GIVEN EXERCISE: From the entries below, copy every line that holds the word "type".

(Entries taken from a collection)
_ _ _ _
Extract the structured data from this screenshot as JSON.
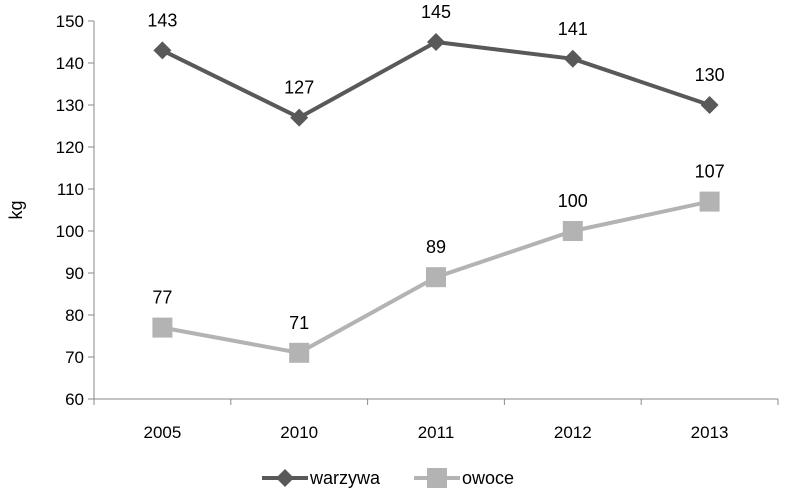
{
  "chart_data": {
    "type": "line",
    "categories": [
      "2005",
      "2010",
      "2011",
      "2012",
      "2013"
    ],
    "series": [
      {
        "name": "warzywa",
        "values": [
          143,
          127,
          145,
          141,
          130
        ],
        "color": "#595959",
        "marker": "diamond"
      },
      {
        "name": "owoce",
        "values": [
          77,
          71,
          89,
          100,
          107
        ],
        "color": "#b3b3b3",
        "marker": "square"
      }
    ],
    "ylabel": "kg",
    "ylim": [
      60,
      150
    ],
    "yticks": [
      60,
      70,
      80,
      90,
      100,
      110,
      120,
      130,
      140,
      150
    ],
    "grid": false,
    "legend": "bottom-center"
  }
}
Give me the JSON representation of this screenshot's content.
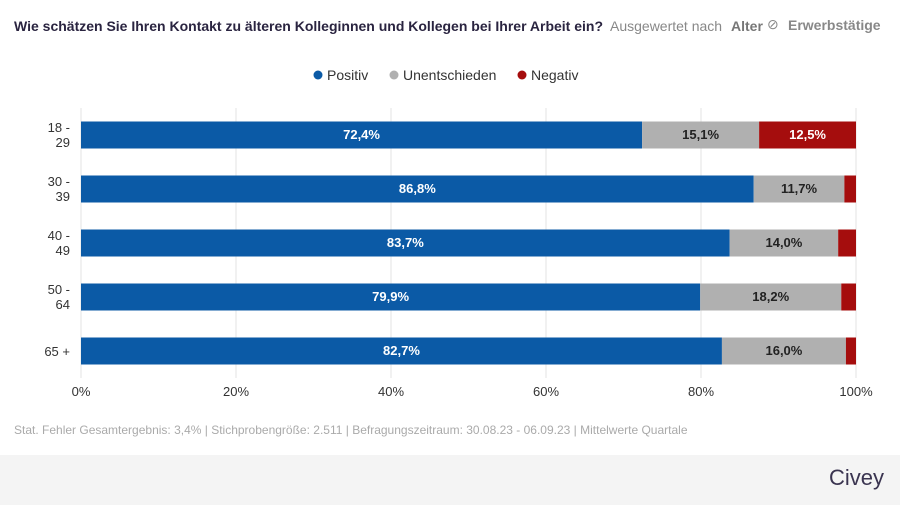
{
  "chart_data": {
    "type": "stacked-bar-horizontal",
    "title": "Wie schätzen Sie Ihren Kontakt zu älteren Kolleginnen und Kollegen bei Ihrer Arbeit ein?",
    "filter_label": "Ausgewertet nach",
    "filter_value": "Alter",
    "filter_group": "Erwerbstätige",
    "categories": [
      "18 - 29",
      "30 - 39",
      "40 - 49",
      "50 - 64",
      "65 +"
    ],
    "series": [
      {
        "name": "Positiv",
        "color": "#0b5aa6",
        "label_color": "#ffffff",
        "values": [
          72.4,
          86.8,
          83.7,
          79.9,
          82.7
        ],
        "value_labels": [
          "72,4%",
          "86,8%",
          "83,7%",
          "79,9%",
          "82,7%"
        ]
      },
      {
        "name": "Unentschieden",
        "color": "#b0b0b0",
        "label_color": "#222222",
        "values": [
          15.1,
          11.7,
          14.0,
          18.2,
          16.0
        ],
        "value_labels": [
          "15,1%",
          "11,7%",
          "14,0%",
          "18,2%",
          "16,0%"
        ]
      },
      {
        "name": "Negativ",
        "color": "#a50d0d",
        "label_color": "#ffffff",
        "values": [
          12.5,
          1.5,
          2.3,
          1.9,
          1.3
        ],
        "value_labels": [
          "12,5%",
          null,
          null,
          null,
          null
        ]
      }
    ],
    "xlim": [
      0,
      100
    ],
    "xticks": [
      {
        "value": 0,
        "label": "0%"
      },
      {
        "value": 20,
        "label": "20%"
      },
      {
        "value": 40,
        "label": "40%"
      },
      {
        "value": 60,
        "label": "60%"
      },
      {
        "value": 80,
        "label": "80%"
      },
      {
        "value": 100,
        "label": "100%"
      }
    ],
    "grid": true,
    "legend": "top",
    "footnote": "Stat. Fehler Gesamtergebnis: 3,4% | Stichprobengröße: 2.511 | Befragungszeitraum: 30.08.23 - 06.09.23 | Mittelwerte Quartale",
    "brand": "Civey"
  }
}
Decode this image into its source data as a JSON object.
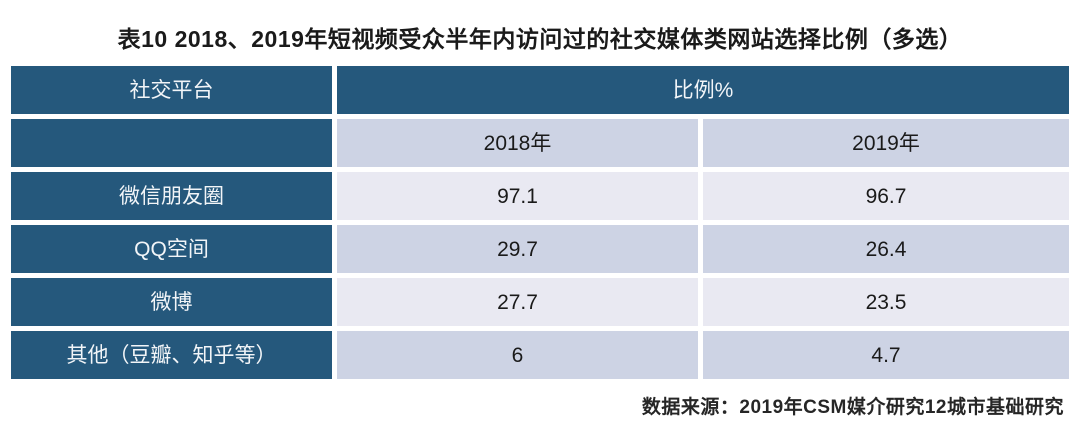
_ _ _ _
REPLY TO THE EXERCISE:
    "type": "line",
    "type": "stacked-bar-horizontal",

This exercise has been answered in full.